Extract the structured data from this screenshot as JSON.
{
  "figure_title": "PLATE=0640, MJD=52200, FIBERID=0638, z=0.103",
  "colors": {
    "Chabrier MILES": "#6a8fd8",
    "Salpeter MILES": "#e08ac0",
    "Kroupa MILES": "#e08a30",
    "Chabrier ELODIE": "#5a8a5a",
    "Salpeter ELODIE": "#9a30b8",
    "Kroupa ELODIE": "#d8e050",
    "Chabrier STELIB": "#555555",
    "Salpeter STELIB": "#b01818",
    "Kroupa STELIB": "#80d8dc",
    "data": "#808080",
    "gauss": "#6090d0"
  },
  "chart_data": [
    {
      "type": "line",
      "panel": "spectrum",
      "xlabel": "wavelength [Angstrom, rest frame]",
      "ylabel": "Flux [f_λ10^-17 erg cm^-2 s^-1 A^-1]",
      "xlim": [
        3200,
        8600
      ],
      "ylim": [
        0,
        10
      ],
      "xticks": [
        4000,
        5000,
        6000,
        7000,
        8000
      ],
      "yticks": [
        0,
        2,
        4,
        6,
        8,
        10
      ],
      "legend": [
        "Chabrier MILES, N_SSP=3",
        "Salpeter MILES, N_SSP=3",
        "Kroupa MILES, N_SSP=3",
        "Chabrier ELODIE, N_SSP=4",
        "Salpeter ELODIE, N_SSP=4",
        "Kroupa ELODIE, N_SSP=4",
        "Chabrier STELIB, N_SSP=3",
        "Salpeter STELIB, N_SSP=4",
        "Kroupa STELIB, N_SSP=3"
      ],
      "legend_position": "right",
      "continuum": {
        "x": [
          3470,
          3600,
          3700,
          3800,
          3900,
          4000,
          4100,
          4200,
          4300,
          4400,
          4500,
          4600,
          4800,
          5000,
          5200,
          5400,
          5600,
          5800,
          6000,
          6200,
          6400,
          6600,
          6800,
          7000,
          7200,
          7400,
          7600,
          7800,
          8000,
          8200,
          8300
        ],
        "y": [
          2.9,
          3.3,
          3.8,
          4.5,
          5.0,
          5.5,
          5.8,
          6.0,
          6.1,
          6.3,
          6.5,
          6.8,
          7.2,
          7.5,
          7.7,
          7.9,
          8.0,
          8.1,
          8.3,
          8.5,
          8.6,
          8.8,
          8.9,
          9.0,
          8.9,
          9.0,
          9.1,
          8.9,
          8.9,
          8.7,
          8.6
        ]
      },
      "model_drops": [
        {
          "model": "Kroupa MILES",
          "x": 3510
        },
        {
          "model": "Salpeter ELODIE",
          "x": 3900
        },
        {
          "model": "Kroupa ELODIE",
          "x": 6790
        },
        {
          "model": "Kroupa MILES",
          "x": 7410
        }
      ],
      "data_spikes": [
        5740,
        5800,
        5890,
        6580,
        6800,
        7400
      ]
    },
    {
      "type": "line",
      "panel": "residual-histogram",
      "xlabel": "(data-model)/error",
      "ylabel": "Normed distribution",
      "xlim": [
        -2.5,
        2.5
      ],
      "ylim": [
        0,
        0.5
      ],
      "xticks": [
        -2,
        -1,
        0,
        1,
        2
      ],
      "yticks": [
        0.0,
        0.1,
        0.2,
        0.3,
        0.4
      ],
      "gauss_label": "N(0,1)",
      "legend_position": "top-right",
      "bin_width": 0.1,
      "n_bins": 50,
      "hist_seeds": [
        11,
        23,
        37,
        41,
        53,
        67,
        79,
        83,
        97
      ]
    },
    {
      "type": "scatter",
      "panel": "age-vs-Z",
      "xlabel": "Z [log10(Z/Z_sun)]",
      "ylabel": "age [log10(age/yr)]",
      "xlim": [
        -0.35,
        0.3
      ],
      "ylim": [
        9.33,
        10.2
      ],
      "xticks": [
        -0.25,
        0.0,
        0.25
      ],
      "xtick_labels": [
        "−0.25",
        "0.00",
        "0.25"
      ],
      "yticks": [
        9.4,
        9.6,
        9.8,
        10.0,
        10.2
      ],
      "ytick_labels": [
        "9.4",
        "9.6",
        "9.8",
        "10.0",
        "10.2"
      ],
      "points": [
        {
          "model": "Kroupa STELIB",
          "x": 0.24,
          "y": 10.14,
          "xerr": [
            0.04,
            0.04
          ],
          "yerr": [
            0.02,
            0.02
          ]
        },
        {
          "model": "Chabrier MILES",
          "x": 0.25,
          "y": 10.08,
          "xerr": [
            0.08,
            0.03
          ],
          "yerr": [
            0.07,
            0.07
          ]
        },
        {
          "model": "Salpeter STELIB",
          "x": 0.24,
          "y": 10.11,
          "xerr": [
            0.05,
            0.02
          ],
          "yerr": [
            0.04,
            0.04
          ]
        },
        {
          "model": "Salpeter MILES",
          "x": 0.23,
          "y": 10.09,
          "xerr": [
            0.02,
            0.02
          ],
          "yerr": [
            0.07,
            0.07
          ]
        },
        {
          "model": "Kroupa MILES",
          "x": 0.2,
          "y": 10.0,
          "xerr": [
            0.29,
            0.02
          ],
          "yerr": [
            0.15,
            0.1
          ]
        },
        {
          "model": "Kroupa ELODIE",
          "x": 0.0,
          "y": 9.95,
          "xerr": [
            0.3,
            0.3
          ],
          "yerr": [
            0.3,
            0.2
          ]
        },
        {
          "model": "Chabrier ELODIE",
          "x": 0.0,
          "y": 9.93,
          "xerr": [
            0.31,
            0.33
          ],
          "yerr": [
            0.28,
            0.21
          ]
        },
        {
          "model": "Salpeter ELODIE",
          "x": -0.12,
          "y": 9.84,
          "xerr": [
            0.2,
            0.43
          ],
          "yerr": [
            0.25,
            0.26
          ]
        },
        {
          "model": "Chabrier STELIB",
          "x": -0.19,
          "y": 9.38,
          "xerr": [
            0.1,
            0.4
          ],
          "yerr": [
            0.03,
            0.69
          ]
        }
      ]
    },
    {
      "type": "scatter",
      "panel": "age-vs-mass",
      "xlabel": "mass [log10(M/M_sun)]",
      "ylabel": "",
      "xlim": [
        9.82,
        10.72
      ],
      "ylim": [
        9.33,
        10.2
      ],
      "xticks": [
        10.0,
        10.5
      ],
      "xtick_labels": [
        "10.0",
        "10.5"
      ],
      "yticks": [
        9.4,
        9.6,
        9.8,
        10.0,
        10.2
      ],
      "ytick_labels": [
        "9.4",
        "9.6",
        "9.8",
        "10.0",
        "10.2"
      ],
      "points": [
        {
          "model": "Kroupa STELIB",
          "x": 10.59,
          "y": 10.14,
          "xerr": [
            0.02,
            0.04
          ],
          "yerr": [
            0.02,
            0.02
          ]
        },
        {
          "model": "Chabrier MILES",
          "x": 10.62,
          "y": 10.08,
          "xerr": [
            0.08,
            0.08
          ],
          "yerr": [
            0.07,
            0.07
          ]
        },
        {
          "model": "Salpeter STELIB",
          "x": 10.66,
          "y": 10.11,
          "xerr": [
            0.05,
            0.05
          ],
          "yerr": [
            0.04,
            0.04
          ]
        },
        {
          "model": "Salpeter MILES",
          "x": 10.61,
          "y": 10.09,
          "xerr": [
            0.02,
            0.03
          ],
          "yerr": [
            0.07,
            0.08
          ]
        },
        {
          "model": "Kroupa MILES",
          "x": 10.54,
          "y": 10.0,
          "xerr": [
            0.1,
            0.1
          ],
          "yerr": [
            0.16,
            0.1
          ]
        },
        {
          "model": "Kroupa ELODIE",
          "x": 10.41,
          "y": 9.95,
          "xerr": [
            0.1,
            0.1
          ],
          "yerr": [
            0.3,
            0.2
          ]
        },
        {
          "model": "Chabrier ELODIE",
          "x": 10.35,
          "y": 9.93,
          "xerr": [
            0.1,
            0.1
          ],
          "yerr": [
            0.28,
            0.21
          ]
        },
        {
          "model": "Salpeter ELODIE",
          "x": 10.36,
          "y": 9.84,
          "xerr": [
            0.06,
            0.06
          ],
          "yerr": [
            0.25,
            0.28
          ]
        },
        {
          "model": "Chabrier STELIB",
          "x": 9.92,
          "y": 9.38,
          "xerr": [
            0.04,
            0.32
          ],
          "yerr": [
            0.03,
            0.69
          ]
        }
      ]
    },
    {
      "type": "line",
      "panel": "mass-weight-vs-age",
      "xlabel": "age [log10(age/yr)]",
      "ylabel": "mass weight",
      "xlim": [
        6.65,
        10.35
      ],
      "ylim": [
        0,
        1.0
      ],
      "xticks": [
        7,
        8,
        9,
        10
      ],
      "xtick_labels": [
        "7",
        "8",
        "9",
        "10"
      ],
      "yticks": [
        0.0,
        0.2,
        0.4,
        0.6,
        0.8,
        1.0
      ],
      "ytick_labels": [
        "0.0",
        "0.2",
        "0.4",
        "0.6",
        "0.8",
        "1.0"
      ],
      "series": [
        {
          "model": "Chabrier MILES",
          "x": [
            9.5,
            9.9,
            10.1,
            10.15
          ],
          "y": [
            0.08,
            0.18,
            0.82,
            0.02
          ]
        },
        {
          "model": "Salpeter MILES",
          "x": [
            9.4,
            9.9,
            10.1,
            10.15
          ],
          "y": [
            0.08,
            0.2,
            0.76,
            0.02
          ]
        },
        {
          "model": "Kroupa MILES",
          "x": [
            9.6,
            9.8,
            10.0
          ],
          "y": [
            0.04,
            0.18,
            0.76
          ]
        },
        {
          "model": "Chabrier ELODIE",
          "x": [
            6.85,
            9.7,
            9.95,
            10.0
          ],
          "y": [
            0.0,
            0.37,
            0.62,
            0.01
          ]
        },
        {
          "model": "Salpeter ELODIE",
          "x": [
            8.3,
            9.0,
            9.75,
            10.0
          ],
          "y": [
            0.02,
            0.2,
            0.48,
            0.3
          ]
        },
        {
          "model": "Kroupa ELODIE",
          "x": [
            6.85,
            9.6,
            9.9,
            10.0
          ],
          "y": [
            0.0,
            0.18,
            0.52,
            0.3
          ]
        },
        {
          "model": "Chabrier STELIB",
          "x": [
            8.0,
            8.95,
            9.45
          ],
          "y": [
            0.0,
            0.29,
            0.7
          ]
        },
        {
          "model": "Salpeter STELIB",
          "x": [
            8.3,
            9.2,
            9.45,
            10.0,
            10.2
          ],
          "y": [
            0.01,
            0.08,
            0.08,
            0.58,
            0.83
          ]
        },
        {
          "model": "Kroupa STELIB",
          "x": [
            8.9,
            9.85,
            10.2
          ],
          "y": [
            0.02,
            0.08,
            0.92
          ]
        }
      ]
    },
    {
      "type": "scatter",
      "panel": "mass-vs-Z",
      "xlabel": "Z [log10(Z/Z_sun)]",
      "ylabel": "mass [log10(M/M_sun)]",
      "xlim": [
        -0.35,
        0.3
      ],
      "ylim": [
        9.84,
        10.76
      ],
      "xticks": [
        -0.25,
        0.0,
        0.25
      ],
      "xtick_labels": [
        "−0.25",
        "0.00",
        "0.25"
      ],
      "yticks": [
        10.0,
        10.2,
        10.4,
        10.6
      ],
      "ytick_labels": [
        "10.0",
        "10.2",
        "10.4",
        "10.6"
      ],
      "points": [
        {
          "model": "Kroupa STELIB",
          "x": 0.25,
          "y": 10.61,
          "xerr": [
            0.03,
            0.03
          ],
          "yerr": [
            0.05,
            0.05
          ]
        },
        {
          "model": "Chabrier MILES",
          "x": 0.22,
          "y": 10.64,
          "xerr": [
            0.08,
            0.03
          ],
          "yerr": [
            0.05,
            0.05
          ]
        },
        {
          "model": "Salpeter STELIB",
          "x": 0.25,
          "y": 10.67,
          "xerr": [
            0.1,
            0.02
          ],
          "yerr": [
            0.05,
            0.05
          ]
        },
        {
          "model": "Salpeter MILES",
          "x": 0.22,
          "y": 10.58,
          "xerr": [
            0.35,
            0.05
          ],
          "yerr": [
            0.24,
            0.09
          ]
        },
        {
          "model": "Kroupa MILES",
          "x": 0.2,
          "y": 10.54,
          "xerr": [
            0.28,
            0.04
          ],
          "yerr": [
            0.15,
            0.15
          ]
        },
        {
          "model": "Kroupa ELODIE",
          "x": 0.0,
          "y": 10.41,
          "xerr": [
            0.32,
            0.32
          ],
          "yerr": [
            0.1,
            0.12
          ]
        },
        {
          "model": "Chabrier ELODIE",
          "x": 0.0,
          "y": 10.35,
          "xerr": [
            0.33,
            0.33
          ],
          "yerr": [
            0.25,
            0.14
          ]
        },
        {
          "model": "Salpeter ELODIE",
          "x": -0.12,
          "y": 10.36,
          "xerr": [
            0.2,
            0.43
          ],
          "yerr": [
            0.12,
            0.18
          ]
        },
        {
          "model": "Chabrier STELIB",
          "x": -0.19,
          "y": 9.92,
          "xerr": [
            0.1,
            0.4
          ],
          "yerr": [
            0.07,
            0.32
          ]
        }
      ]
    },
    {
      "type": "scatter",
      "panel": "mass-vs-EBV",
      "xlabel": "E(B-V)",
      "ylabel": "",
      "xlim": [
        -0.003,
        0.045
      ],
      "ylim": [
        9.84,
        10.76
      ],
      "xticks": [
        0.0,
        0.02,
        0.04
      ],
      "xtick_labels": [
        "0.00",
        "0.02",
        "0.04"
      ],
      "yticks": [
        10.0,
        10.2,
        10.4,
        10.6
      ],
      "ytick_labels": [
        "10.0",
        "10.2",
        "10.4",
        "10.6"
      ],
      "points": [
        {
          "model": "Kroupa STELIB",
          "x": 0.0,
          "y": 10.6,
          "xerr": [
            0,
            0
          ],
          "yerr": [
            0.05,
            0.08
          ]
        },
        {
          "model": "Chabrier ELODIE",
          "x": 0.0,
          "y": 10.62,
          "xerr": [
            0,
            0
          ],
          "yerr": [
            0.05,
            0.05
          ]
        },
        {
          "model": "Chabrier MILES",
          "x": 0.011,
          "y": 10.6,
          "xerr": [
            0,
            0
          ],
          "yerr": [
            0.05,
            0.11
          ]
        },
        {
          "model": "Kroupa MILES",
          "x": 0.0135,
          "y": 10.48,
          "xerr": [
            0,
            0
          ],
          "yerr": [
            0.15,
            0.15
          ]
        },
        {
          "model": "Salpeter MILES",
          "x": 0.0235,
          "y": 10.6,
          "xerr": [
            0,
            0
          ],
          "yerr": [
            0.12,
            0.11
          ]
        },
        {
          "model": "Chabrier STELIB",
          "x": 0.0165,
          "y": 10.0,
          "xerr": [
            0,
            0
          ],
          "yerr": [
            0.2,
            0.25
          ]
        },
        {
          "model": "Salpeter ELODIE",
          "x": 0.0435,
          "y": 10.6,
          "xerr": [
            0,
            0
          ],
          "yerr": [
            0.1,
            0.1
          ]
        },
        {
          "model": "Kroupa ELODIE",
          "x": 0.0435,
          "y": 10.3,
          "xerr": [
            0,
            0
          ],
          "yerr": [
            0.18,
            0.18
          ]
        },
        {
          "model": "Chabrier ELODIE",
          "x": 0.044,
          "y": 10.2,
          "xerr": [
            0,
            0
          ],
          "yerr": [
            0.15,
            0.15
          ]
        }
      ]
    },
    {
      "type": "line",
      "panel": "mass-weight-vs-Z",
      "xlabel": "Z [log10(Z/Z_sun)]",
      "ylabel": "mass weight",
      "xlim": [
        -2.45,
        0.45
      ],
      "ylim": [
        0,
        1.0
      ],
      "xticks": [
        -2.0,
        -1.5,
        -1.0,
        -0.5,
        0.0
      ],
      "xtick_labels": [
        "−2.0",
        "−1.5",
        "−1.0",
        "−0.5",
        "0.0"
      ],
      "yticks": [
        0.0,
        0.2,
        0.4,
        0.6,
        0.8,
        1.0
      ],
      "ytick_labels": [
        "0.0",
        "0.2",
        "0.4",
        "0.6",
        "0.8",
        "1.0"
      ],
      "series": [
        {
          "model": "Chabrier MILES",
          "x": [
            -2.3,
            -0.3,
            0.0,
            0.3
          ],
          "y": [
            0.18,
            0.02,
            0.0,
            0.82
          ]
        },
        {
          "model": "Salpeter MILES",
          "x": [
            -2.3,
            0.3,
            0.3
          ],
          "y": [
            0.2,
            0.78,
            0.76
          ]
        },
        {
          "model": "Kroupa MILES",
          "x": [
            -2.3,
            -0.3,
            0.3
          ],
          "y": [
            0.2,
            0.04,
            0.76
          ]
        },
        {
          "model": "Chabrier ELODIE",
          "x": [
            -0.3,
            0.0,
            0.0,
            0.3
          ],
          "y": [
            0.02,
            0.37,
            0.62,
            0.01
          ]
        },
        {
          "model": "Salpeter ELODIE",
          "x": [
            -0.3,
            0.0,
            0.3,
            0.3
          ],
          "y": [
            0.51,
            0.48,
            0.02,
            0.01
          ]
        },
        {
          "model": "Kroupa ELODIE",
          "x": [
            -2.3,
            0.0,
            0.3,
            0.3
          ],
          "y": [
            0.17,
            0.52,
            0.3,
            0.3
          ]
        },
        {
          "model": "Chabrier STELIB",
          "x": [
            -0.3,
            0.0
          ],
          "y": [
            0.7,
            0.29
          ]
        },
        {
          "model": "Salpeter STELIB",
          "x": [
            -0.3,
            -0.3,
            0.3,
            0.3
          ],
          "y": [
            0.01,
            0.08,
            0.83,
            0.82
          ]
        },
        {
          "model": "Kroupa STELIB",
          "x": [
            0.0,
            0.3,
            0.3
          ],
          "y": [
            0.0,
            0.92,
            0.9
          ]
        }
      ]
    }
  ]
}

++++++++++++++++++++

■ **Exercise aim**
Using the listing above, return all lines where the word "panel" occurs.

■ **Written answer**
      "panel": "spectrum",
      "panel": "residual-histogram",
      "panel": "age-vs-Z",
      "panel": "age-vs-mass",
      "panel": "mass-weight-vs-age",
      "panel": "mass-vs-Z",
      "panel": "mass-vs-EBV",
      "panel": "mass-weight-vs-Z",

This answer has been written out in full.